▶ [Records provided]:

★ ★ ★ ★

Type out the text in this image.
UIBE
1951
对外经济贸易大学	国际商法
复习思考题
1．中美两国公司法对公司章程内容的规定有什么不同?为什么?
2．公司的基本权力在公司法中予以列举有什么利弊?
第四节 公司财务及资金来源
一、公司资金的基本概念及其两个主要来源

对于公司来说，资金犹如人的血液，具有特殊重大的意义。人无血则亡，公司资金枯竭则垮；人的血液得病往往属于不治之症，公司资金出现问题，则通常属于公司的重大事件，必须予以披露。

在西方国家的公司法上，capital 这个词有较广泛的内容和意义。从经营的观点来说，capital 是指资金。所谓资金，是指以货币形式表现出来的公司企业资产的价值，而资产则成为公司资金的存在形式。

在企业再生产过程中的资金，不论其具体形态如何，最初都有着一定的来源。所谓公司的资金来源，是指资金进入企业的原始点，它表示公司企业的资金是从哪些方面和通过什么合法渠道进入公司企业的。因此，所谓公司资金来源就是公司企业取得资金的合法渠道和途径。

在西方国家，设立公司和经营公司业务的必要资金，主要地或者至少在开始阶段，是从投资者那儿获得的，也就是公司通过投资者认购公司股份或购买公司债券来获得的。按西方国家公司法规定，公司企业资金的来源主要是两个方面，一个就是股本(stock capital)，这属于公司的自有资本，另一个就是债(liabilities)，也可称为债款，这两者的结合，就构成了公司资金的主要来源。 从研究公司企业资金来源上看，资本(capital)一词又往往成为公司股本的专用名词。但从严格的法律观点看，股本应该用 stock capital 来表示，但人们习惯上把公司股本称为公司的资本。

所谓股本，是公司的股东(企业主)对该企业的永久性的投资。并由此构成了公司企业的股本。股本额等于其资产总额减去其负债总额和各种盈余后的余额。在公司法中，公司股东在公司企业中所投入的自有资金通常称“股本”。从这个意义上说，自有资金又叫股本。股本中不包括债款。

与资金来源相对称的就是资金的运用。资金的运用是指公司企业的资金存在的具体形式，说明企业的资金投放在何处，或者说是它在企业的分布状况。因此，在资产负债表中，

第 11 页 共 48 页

★ ★ ★ ★

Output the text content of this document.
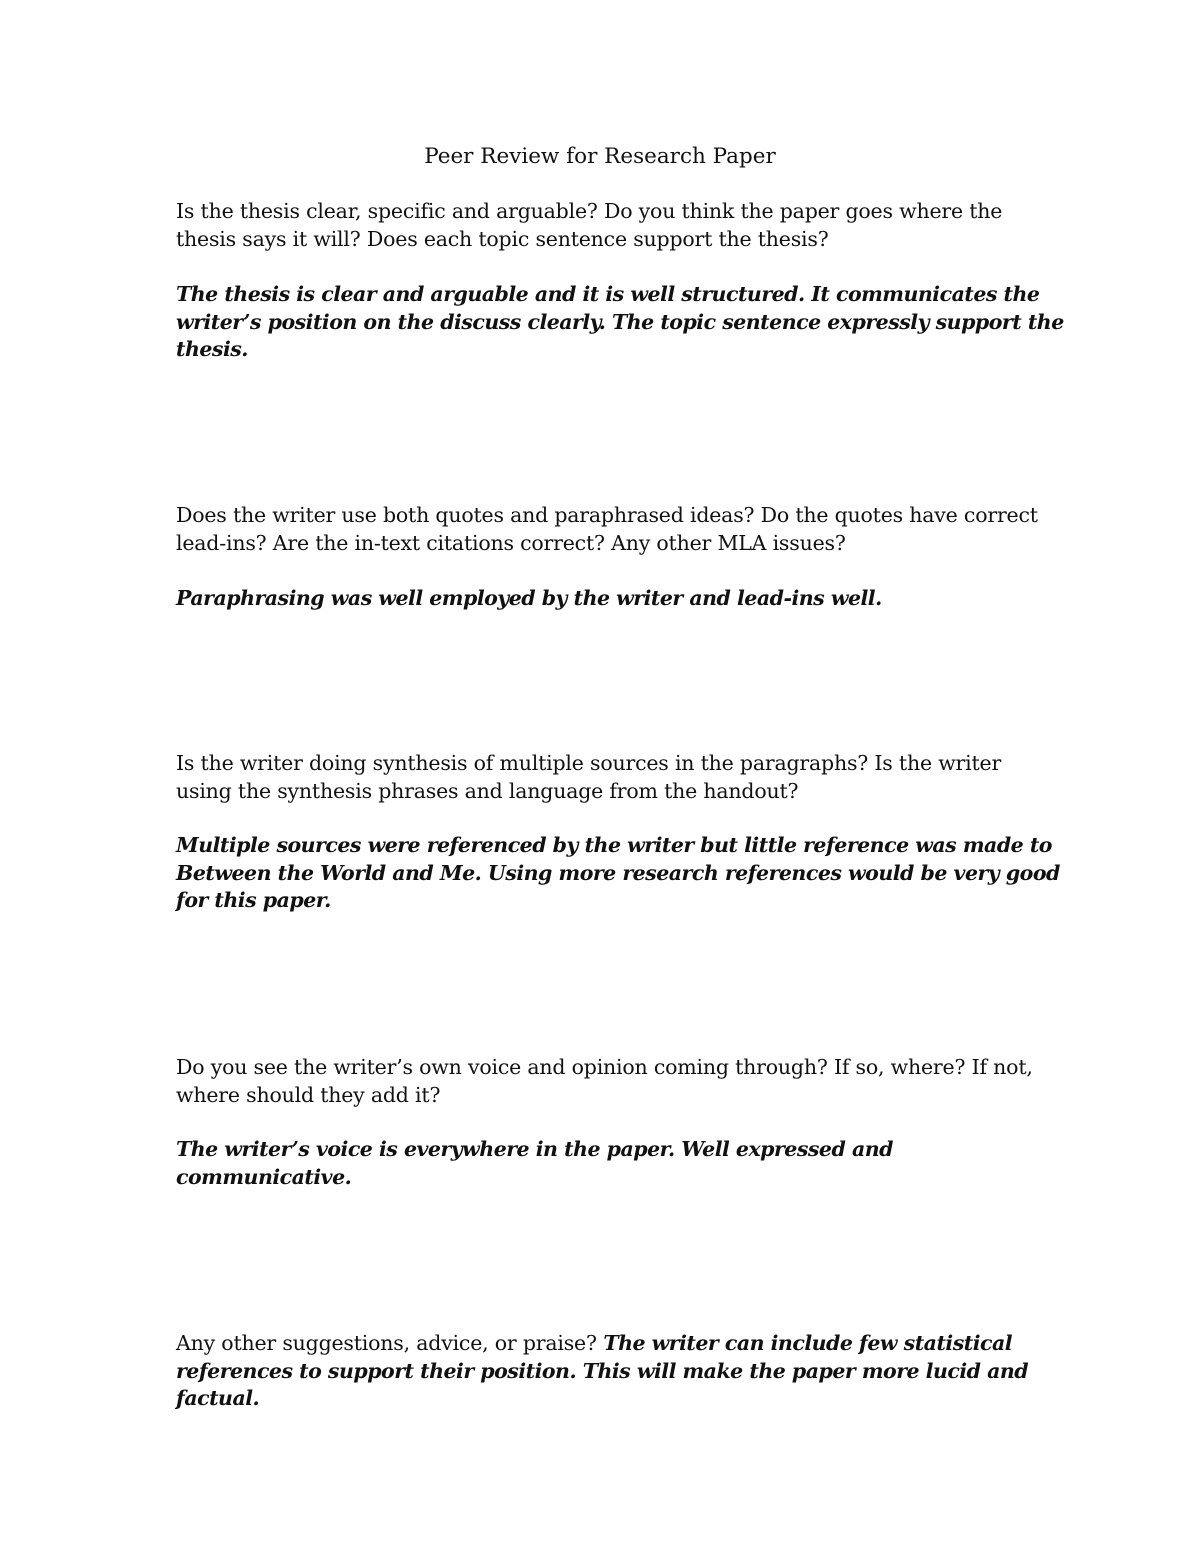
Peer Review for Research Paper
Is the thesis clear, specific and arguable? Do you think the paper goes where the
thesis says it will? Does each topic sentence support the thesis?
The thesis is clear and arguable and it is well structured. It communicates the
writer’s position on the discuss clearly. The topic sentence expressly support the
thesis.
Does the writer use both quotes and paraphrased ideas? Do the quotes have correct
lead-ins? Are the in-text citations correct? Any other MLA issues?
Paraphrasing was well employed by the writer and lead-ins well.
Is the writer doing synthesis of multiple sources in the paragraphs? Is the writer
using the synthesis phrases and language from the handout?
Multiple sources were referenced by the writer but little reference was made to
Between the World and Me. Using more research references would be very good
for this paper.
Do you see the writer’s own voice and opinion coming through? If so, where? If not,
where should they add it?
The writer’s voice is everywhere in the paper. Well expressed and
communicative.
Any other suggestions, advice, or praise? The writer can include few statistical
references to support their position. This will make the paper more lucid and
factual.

★ ★ ★ ★

▶ [Your instructions]: Reply with one number only, the count of lines above that hold the string "Does".

▶ [Solution for this task]: 2